▶ SUPPLIED DATA:
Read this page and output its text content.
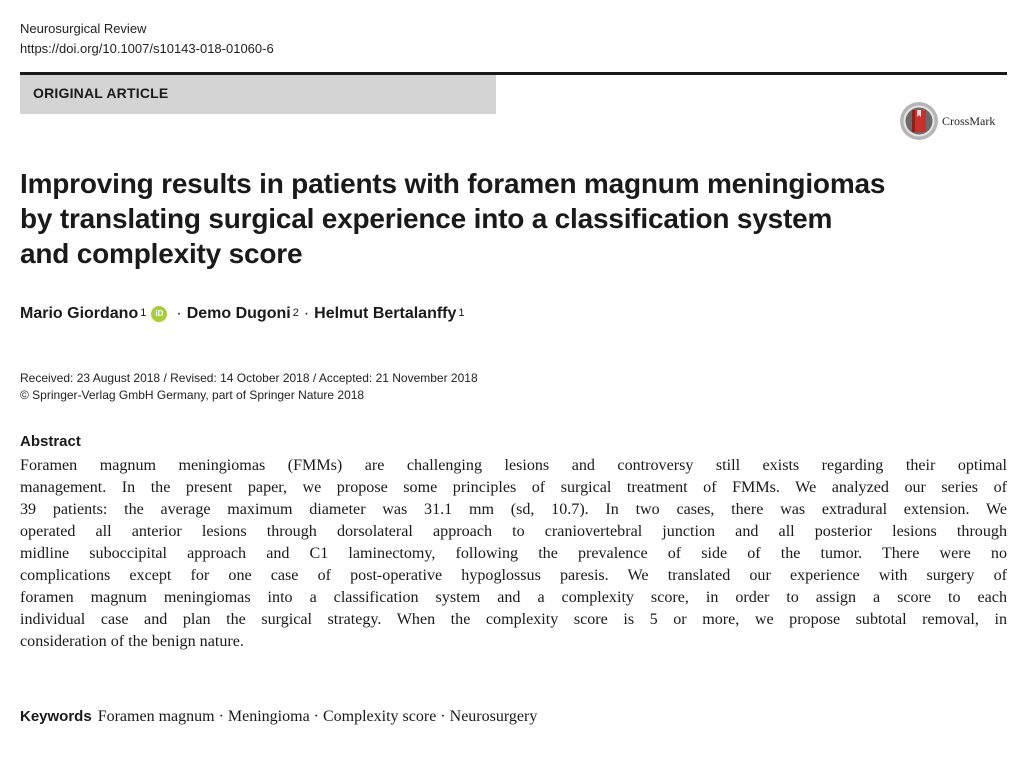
Neurosurgical Review
https://doi.org/10.1007/s10143-018-01060-6
ORIGINAL ARTICLE
CrossMark
Improving results in patients with foramen magnum meningiomas
by translating surgical experience into a classification system
and complexity score
Mario Giordano$^1$	iD · Demo Dugoni$^2$ · Helmut Bertalanffy$^1$
Received: 23 August 2018 / Revised: 14 October 2018 / Accepted: 21 November 2018
© Springer-Verlag GmbH Germany, part of Springer Nature 2018
Abstract
Foramen magnum meningiomas (FMMs) are challenging lesions and controversy still exists regarding their optimal
management. In the present paper, we propose some principles of surgical treatment of FMMs. We analyzed our series of
39 patients: the average maximum diameter was 31.1 mm (sd, 10.7). In two cases, there was extradural extension. We
operated all anterior lesions through dorsolateral approach to craniovertebral junction and all posterior lesions through
midline suboccipital approach and C1 laminectomy, following the prevalence of side of the tumor. There were no
complications except for one case of post-operative hypoglossus paresis. We translated our experience with surgery of
foramen magnum meningiomas into a classification system and a complexity score, in order to assign a score to each
individual case and plan the surgical strategy. When the complexity score is 5 or more, we propose subtotal removal, in
consideration of the benign nature.
Keywords Foramen magnum · Meningioma · Complexity score · Neurosurgery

▶ TASK REQUIREMENTS: Reproduce each entry exactly as written, but leave out the images.

▶ RESPONSE BELOW:
Read this page and output its text content.
Neurosurgical Review
https://doi.org/10.1007/s10143-018-01060-6
ORIGINAL ARTICLE
CrossMark
Improving results in patients with foramen magnum meningiomas
by translating surgical experience into a classification system
and complexity score
Mario Giordano$^1$	iD · Demo Dugoni$^2$ · Helmut Bertalanffy$^1$
Received: 23 August 2018 / Revised: 14 October 2018 / Accepted: 21 November 2018
© Springer-Verlag GmbH Germany, part of Springer Nature 2018
Abstract
Foramen magnum meningiomas (FMMs) are challenging lesions and controversy still exists regarding their optimal
management. In the present paper, we propose some principles of surgical treatment of FMMs. We analyzed our series of
39 patients: the average maximum diameter was 31.1 mm (sd, 10.7). In two cases, there was extradural extension. We
operated all anterior lesions through dorsolateral approach to craniovertebral junction and all posterior lesions through
midline suboccipital approach and C1 laminectomy, following the prevalence of side of the tumor. There were no
complications except for one case of post-operative hypoglossus paresis. We translated our experience with surgery of
foramen magnum meningiomas into a classification system and a complexity score, in order to assign a score to each
individual case and plan the surgical strategy. When the complexity score is 5 or more, we propose subtotal removal, in
consideration of the benign nature.
Keywords Foramen magnum · Meningioma · Complexity score · Neurosurgery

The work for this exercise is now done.